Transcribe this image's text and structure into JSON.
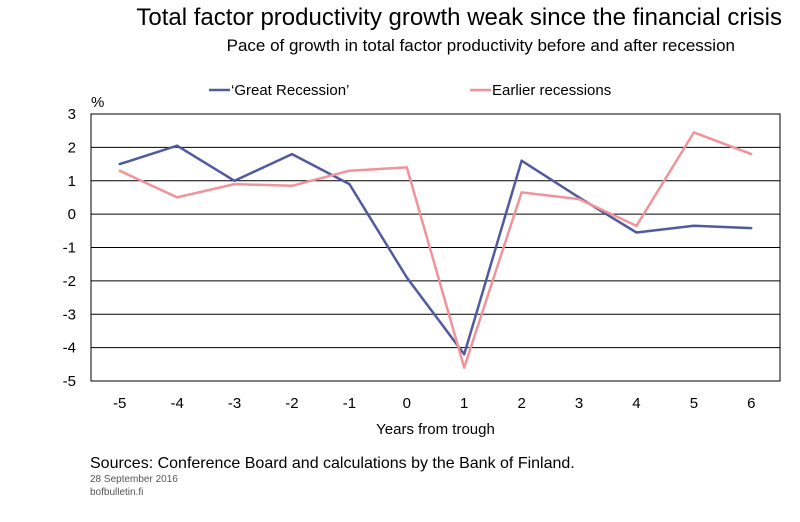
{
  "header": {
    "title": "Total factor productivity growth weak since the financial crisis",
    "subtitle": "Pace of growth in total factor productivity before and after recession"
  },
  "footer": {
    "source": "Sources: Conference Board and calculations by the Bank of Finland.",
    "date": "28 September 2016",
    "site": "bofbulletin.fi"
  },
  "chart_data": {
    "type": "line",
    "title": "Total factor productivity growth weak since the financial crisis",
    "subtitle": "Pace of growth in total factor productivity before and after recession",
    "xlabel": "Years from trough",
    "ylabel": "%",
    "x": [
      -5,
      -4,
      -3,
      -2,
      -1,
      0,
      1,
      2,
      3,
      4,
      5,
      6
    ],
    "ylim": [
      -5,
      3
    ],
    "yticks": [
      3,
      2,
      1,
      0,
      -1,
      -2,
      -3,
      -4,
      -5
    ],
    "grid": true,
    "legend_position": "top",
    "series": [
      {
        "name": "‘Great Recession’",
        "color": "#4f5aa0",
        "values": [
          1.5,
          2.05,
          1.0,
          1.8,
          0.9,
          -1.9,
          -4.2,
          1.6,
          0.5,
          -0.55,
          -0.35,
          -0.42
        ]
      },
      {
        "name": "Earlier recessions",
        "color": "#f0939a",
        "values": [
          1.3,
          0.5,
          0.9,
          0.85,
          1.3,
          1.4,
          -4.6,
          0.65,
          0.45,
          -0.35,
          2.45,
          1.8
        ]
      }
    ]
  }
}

---

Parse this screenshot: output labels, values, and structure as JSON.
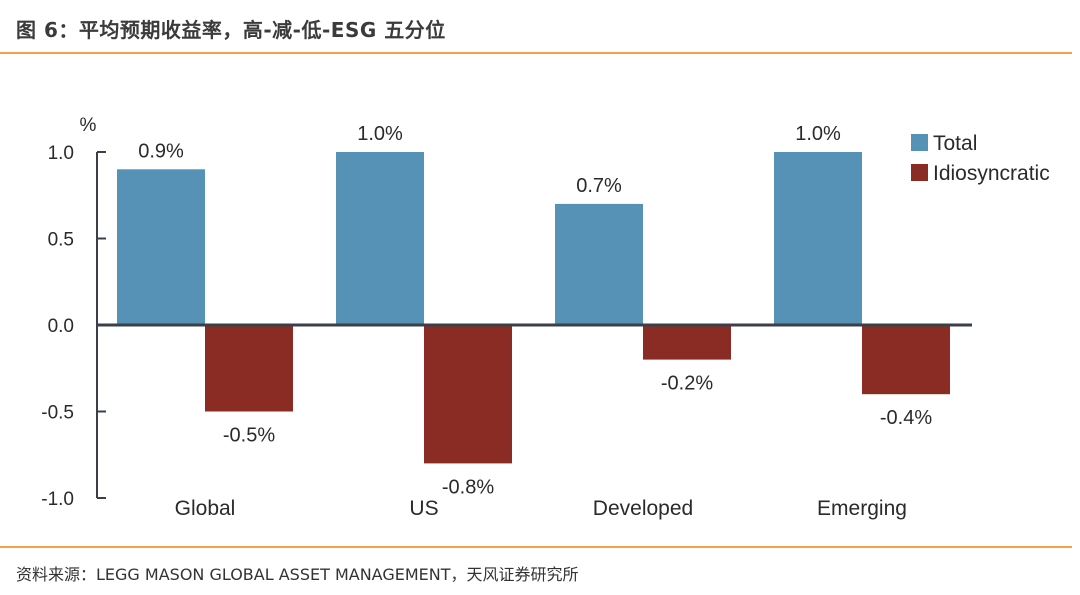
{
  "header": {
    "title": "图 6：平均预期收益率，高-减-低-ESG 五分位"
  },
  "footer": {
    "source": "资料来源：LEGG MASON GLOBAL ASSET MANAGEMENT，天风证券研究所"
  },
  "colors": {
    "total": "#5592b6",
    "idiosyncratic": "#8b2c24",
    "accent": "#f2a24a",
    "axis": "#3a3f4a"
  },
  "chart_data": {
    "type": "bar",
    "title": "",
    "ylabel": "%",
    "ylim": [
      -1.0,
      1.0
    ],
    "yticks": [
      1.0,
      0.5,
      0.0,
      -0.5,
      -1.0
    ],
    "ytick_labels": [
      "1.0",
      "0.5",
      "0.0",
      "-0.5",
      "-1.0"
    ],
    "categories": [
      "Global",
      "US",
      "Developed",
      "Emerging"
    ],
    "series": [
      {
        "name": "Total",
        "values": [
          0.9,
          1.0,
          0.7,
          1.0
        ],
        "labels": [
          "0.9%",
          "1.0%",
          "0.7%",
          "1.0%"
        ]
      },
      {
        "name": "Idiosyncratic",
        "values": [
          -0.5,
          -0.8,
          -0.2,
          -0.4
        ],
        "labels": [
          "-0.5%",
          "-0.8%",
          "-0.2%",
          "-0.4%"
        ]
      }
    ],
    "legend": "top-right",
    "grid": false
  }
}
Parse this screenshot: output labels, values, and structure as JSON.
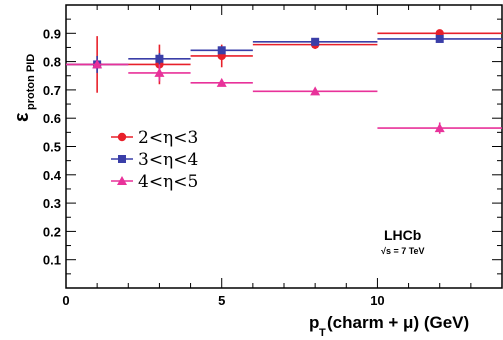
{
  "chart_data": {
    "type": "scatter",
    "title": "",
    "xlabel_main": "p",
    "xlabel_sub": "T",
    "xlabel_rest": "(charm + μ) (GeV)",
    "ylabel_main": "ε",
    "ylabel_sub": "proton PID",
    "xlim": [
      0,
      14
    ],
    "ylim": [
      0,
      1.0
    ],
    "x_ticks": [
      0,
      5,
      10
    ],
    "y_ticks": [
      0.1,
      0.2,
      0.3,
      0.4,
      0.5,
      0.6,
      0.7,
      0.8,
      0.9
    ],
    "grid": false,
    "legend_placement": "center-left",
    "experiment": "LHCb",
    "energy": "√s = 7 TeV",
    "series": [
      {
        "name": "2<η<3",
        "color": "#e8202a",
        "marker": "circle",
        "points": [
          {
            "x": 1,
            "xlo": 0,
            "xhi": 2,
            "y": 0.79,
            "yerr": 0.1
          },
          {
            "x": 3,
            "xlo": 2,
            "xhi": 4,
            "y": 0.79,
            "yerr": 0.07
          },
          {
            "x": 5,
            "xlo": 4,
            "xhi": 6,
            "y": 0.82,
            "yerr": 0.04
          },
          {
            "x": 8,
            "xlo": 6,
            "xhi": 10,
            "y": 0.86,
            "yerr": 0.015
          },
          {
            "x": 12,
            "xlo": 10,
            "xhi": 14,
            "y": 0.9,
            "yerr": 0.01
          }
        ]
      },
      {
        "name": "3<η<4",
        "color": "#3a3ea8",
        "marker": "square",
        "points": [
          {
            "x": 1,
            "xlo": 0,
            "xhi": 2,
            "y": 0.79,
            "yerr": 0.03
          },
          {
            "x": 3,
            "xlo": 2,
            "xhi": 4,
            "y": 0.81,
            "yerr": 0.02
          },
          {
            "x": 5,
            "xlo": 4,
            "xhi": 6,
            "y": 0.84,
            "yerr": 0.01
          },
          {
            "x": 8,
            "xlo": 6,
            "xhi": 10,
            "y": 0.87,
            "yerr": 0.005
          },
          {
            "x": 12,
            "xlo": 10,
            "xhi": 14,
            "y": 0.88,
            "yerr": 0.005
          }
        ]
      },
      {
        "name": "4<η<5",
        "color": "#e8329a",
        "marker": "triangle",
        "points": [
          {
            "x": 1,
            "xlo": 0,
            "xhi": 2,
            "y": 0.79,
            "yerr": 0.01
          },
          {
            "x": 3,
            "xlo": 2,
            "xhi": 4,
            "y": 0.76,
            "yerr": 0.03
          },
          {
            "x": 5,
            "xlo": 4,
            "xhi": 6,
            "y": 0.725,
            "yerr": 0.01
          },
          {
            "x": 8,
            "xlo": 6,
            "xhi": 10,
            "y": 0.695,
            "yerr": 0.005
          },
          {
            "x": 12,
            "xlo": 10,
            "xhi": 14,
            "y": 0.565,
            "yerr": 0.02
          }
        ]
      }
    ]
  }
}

...

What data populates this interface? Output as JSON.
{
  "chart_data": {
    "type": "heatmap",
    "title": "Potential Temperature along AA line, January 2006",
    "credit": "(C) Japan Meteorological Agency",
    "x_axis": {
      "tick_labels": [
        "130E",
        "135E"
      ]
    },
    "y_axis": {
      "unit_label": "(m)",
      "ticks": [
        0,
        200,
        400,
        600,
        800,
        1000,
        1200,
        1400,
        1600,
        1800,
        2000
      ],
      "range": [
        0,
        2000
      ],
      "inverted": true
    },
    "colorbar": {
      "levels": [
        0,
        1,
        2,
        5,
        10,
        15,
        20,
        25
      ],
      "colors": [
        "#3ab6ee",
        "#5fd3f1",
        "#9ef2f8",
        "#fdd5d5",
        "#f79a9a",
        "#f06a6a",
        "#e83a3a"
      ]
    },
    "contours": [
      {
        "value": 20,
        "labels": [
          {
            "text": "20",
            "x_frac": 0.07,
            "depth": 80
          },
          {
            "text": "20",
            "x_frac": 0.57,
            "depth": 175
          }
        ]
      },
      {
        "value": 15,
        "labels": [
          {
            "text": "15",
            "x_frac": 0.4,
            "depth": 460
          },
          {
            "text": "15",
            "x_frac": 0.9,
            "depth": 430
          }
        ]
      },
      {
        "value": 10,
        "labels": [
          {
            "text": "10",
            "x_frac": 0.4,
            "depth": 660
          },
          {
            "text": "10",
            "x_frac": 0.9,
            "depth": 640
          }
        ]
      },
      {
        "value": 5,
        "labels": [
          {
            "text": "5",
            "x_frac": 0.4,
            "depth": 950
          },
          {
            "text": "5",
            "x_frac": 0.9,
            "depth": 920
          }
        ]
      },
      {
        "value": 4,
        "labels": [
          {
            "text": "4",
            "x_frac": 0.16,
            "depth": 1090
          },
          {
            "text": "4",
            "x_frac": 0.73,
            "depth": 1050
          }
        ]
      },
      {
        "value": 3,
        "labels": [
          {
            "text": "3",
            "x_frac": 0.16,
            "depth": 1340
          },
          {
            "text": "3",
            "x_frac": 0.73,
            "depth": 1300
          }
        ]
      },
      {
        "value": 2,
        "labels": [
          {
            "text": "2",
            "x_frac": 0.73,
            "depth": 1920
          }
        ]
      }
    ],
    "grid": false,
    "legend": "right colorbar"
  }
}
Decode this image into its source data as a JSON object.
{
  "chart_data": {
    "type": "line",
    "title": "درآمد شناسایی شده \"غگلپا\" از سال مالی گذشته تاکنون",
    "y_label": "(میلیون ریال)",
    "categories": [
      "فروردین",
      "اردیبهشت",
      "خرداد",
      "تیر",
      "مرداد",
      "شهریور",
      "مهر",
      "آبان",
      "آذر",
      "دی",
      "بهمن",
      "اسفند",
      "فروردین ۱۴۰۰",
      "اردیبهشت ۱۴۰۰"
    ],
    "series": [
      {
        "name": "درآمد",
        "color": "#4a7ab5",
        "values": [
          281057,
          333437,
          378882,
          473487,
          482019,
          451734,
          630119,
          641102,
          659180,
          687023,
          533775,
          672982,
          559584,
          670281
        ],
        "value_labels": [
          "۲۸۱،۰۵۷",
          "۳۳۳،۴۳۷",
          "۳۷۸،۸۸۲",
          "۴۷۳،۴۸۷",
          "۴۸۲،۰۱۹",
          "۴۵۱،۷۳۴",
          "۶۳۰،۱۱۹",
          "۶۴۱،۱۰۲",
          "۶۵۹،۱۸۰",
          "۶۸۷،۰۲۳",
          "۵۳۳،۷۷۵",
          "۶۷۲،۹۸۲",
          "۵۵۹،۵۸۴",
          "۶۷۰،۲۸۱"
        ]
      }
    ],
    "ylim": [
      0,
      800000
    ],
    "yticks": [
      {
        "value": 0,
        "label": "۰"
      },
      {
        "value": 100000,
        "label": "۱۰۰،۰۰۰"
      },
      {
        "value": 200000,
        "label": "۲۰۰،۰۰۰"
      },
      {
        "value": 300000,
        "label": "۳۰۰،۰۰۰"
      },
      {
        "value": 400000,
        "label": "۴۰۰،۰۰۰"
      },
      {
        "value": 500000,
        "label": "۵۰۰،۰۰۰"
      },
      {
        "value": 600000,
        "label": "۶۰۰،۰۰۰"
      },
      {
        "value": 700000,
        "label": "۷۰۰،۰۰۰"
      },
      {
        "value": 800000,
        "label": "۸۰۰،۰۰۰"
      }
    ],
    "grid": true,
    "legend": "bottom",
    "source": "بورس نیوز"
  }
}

_Task requirements:_ Filter the entries and copy out every line with the word "درآمد".

_Result of the exercise:_
    "title": "درآمد شناسایی شده \"غگلپا\" از سال مالی گذشته تاکنون",
        "name": "درآمد",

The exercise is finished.